Exercise instructions → Your task is to tally the lines of the listing containing the word "username" and report the figure alone.

[Stored data entries]
▽

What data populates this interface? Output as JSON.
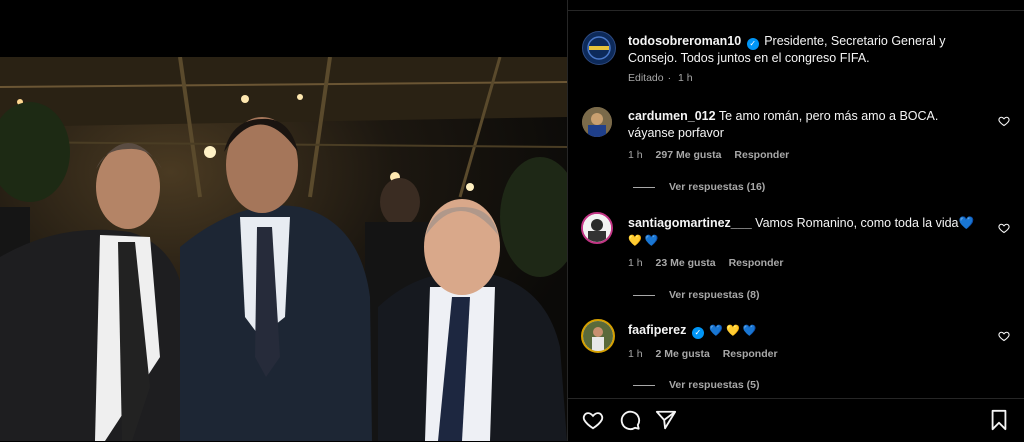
{
  "post": {
    "author": "todosobreroman10",
    "caption": "Presidente, Secretario General y Consejo. Todos juntos en el congreso FIFA.",
    "edited_label": "Editado",
    "time": "1 h"
  },
  "comments": [
    {
      "username": "cardumen_012",
      "text": "Te amo román, pero más amo a BOCA. váyanse porfavor",
      "time": "1 h",
      "likes": "297 Me gusta",
      "reply_label": "Responder",
      "view_replies": "Ver respuestas (16)"
    },
    {
      "username": "santiagomartinez___",
      "text": "Vamos Romanino, como toda la vida💙",
      "text2": "💛 💙",
      "time": "1 h",
      "likes": "23 Me gusta",
      "reply_label": "Responder",
      "view_replies": "Ver respuestas (8)"
    },
    {
      "username": "faafiperez",
      "text": "💙 💛 💙",
      "time": "1 h",
      "likes": "2 Me gusta",
      "reply_label": "Responder",
      "view_replies": "Ver respuestas (5)"
    }
  ],
  "colors": {
    "background": "#000000",
    "verified": "#0095f6",
    "secondary_text": "#a8a8a8",
    "divider": "#262626"
  },
  "icons": [
    "heart-icon",
    "comment-icon",
    "share-icon",
    "bookmark-icon",
    "verified-badge-icon"
  ]
}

△

Correct output → 3